## Exercise data
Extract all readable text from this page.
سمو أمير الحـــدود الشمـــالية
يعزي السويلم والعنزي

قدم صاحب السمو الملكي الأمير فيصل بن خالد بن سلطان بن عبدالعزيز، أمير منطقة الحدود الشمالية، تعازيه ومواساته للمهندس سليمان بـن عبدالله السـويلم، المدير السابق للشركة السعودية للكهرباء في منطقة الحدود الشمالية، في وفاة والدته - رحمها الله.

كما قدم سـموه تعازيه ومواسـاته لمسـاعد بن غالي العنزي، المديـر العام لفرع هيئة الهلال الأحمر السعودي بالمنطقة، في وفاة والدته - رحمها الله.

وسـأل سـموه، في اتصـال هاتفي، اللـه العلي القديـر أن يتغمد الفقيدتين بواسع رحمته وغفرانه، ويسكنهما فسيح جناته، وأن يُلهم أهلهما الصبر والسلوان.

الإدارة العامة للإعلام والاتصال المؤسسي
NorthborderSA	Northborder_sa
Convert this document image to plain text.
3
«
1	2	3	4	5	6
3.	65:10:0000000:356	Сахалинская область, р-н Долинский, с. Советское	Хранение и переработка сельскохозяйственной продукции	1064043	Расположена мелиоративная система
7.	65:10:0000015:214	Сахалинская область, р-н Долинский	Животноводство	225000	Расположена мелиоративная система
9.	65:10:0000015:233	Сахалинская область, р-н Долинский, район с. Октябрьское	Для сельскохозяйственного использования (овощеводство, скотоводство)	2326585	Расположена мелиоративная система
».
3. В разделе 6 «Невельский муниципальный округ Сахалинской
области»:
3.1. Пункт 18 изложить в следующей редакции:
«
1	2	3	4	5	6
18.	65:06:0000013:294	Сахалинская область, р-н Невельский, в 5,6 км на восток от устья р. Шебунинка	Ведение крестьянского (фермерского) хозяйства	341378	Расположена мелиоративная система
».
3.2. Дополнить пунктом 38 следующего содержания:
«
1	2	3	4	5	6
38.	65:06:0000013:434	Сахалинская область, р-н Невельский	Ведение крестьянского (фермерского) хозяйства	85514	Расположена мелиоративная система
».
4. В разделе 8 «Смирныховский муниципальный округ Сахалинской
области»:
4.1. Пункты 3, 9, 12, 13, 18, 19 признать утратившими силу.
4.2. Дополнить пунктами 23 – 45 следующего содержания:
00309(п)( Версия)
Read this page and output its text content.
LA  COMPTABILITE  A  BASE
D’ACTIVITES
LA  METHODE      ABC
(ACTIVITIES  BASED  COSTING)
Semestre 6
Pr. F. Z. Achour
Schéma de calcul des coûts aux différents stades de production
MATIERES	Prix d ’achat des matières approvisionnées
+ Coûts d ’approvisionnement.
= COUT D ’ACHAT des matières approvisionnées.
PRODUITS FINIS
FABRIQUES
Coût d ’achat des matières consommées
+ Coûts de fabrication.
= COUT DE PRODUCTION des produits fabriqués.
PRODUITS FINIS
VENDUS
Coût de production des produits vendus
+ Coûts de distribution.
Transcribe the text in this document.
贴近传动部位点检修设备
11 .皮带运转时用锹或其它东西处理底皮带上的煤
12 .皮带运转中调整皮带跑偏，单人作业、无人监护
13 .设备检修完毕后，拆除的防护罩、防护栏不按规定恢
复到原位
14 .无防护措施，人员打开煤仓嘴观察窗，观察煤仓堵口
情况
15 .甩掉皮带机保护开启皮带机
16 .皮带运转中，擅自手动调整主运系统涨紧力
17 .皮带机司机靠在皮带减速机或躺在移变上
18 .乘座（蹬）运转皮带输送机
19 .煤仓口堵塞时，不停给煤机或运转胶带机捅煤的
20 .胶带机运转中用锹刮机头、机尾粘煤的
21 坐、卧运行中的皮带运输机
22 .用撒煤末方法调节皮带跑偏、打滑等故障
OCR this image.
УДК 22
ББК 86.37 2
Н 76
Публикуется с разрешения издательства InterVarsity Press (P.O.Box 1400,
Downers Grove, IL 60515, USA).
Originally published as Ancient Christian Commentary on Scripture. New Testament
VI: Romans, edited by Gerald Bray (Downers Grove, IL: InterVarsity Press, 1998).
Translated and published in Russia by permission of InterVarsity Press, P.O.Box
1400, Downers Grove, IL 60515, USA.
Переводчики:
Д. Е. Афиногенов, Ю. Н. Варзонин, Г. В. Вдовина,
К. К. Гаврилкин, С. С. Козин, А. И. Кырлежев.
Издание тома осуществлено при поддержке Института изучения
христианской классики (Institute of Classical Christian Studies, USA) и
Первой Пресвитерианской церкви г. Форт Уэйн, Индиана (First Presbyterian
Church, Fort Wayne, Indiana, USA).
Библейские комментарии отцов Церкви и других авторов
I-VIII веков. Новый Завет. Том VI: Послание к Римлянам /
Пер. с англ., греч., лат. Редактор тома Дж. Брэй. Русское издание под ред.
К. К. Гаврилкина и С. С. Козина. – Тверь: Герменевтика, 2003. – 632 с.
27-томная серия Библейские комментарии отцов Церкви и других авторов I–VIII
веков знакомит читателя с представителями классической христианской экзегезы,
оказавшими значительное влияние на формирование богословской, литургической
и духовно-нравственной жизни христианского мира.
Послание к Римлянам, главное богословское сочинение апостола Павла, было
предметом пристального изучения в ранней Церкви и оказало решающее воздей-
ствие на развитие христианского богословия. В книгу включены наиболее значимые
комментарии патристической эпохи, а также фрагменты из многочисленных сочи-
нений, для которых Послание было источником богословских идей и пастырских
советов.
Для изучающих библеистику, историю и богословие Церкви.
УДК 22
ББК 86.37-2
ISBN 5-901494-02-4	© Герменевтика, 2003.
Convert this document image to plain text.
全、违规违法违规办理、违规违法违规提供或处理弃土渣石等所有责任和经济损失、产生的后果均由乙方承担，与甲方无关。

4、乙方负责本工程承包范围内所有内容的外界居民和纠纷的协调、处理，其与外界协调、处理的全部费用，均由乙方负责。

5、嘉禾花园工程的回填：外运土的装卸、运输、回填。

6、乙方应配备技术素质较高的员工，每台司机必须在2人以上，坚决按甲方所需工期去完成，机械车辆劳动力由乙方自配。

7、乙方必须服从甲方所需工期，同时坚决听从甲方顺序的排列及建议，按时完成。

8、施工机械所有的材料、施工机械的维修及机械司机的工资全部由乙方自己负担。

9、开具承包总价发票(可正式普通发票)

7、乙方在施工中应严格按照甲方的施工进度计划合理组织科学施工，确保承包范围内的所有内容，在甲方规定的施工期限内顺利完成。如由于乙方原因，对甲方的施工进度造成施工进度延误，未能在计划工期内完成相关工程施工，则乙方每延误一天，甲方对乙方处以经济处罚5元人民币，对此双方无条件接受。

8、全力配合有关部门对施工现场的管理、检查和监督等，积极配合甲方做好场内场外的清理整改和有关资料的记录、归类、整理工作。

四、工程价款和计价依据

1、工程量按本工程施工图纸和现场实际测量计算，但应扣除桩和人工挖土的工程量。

## Job
Reproduce the complete data exactly as presented above.

## Solution for this task
Extract all readable text from this page.
سمو أمير الحـــدود الشمـــالية
يعزي السويلم والعنزي

قدم صاحب السمو الملكي الأمير فيصل بن خالد بن سلطان بن عبدالعزيز، أمير منطقة الحدود الشمالية، تعازيه ومواساته للمهندس سليمان بـن عبدالله السـويلم، المدير السابق للشركة السعودية للكهرباء في منطقة الحدود الشمالية، في وفاة والدته - رحمها الله.

كما قدم سـموه تعازيه ومواسـاته لمسـاعد بن غالي العنزي، المديـر العام لفرع هيئة الهلال الأحمر السعودي بالمنطقة، في وفاة والدته - رحمها الله.

وسـأل سـموه، في اتصـال هاتفي، اللـه العلي القديـر أن يتغمد الفقيدتين بواسع رحمته وغفرانه، ويسكنهما فسيح جناته، وأن يُلهم أهلهما الصبر والسلوان.

الإدارة العامة للإعلام والاتصال المؤسسي
NorthborderSA	Northborder_sa
Convert this document image to plain text.
3
«
1	2	3	4	5	6
3.	65:10:0000000:356	Сахалинская область, р-н Долинский, с. Советское	Хранение и переработка сельскохозяйственной продукции	1064043	Расположена мелиоративная система
7.	65:10:0000015:214	Сахалинская область, р-н Долинский	Животноводство	225000	Расположена мелиоративная система
9.	65:10:0000015:233	Сахалинская область, р-н Долинский, район с. Октябрьское	Для сельскохозяйственного использования (овощеводство, скотоводство)	2326585	Расположена мелиоративная система
».
3. В разделе 6 «Невельский муниципальный округ Сахалинской
области»:
3.1. Пункт 18 изложить в следующей редакции:
«
1	2	3	4	5	6
18.	65:06:0000013:294	Сахалинская область, р-н Невельский, в 5,6 км на восток от устья р. Шебунинка	Ведение крестьянского (фермерского) хозяйства	341378	Расположена мелиоративная система
».
3.2. Дополнить пунктом 38 следующего содержания:
«
1	2	3	4	5	6
38.	65:06:0000013:434	Сахалинская область, р-н Невельский	Ведение крестьянского (фермерского) хозяйства	85514	Расположена мелиоративная система
».
4. В разделе 8 «Смирныховский муниципальный округ Сахалинской
области»:
4.1. Пункты 3, 9, 12, 13, 18, 19 признать утратившими силу.
4.2. Дополнить пунктами 23 – 45 следующего содержания:
00309(п)( Версия)
Read this page and output its text content.
LA  COMPTABILITE  A  BASE
D’ACTIVITES
LA  METHODE      ABC
(ACTIVITIES  BASED  COSTING)
Semestre 6
Pr. F. Z. Achour
Schéma de calcul des coûts aux différents stades de production
MATIERES	Prix d ’achat des matières approvisionnées
+ Coûts d ’approvisionnement.
= COUT D ’ACHAT des matières approvisionnées.
PRODUITS FINIS
FABRIQUES
Coût d ’achat des matières consommées
+ Coûts de fabrication.
= COUT DE PRODUCTION des produits fabriqués.
PRODUITS FINIS
VENDUS
Coût de production des produits vendus
+ Coûts de distribution.
Transcribe the text in this document.
贴近传动部位点检修设备
11 .皮带运转时用锹或其它东西处理底皮带上的煤
12 .皮带运转中调整皮带跑偏，单人作业、无人监护
13 .设备检修完毕后，拆除的防护罩、防护栏不按规定恢
复到原位
14 .无防护措施，人员打开煤仓嘴观察窗，观察煤仓堵口
情况
15 .甩掉皮带机保护开启皮带机
16 .皮带运转中，擅自手动调整主运系统涨紧力
17 .皮带机司机靠在皮带减速机或躺在移变上
18 .乘座（蹬）运转皮带输送机
19 .煤仓口堵塞时，不停给煤机或运转胶带机捅煤的
20 .胶带机运转中用锹刮机头、机尾粘煤的
21 坐、卧运行中的皮带运输机
22 .用撒煤末方法调节皮带跑偏、打滑等故障
OCR this image.
УДК 22
ББК 86.37 2
Н 76
Публикуется с разрешения издательства InterVarsity Press (P.O.Box 1400,
Downers Grove, IL 60515, USA).
Originally published as Ancient Christian Commentary on Scripture. New Testament
VI: Romans, edited by Gerald Bray (Downers Grove, IL: InterVarsity Press, 1998).
Translated and published in Russia by permission of InterVarsity Press, P.O.Box
1400, Downers Grove, IL 60515, USA.
Переводчики:
Д. Е. Афиногенов, Ю. Н. Варзонин, Г. В. Вдовина,
К. К. Гаврилкин, С. С. Козин, А. И. Кырлежев.
Издание тома осуществлено при поддержке Института изучения
христианской классики (Institute of Classical Christian Studies, USA) и
Первой Пресвитерианской церкви г. Форт Уэйн, Индиана (First Presbyterian
Church, Fort Wayne, Indiana, USA).
Библейские комментарии отцов Церкви и других авторов
I-VIII веков. Новый Завет. Том VI: Послание к Римлянам /
Пер. с англ., греч., лат. Редактор тома Дж. Брэй. Русское издание под ред.
К. К. Гаврилкина и С. С. Козина. – Тверь: Герменевтика, 2003. – 632 с.
27-томная серия Библейские комментарии отцов Церкви и других авторов I–VIII
веков знакомит читателя с представителями классической христианской экзегезы,
оказавшими значительное влияние на формирование богословской, литургической
и духовно-нравственной жизни христианского мира.
Послание к Римлянам, главное богословское сочинение апостола Павла, было
предметом пристального изучения в ранней Церкви и оказало решающее воздей-
ствие на развитие христианского богословия. В книгу включены наиболее значимые
комментарии патристической эпохи, а также фрагменты из многочисленных сочи-
нений, для которых Послание было источником богословских идей и пастырских
советов.
Для изучающих библеистику, историю и богословие Церкви.
УДК 22
ББК 86.37-2
ISBN 5-901494-02-4	© Герменевтика, 2003.
Convert this document image to plain text.
全、违规违法违规办理、违规违法违规提供或处理弃土渣石等所有责任和经济损失、产生的后果均由乙方承担，与甲方无关。

4、乙方负责本工程承包范围内所有内容的外界居民和纠纷的协调、处理，其与外界协调、处理的全部费用，均由乙方负责。

5、嘉禾花园工程的回填：外运土的装卸、运输、回填。

6、乙方应配备技术素质较高的员工，每台司机必须在2人以上，坚决按甲方所需工期去完成，机械车辆劳动力由乙方自配。

7、乙方必须服从甲方所需工期，同时坚决听从甲方顺序的排列及建议，按时完成。

8、施工机械所有的材料、施工机械的维修及机械司机的工资全部由乙方自己负担。

9、开具承包总价发票(可正式普通发票)

7、乙方在施工中应严格按照甲方的施工进度计划合理组织科学施工，确保承包范围内的所有内容，在甲方规定的施工期限内顺利完成。如由于乙方原因，对甲方的施工进度造成施工进度延误，未能在计划工期内完成相关工程施工，则乙方每延误一天，甲方对乙方处以经济处罚5元人民币，对此双方无条件接受。

8、全力配合有关部门对施工现场的管理、检查和监督等，积极配合甲方做好场内场外的清理整改和有关资料的记录、归类、整理工作。

四、工程价款和计价依据

1、工程量按本工程施工图纸和现场实际测量计算，但应扣除桩和人工挖土的工程量。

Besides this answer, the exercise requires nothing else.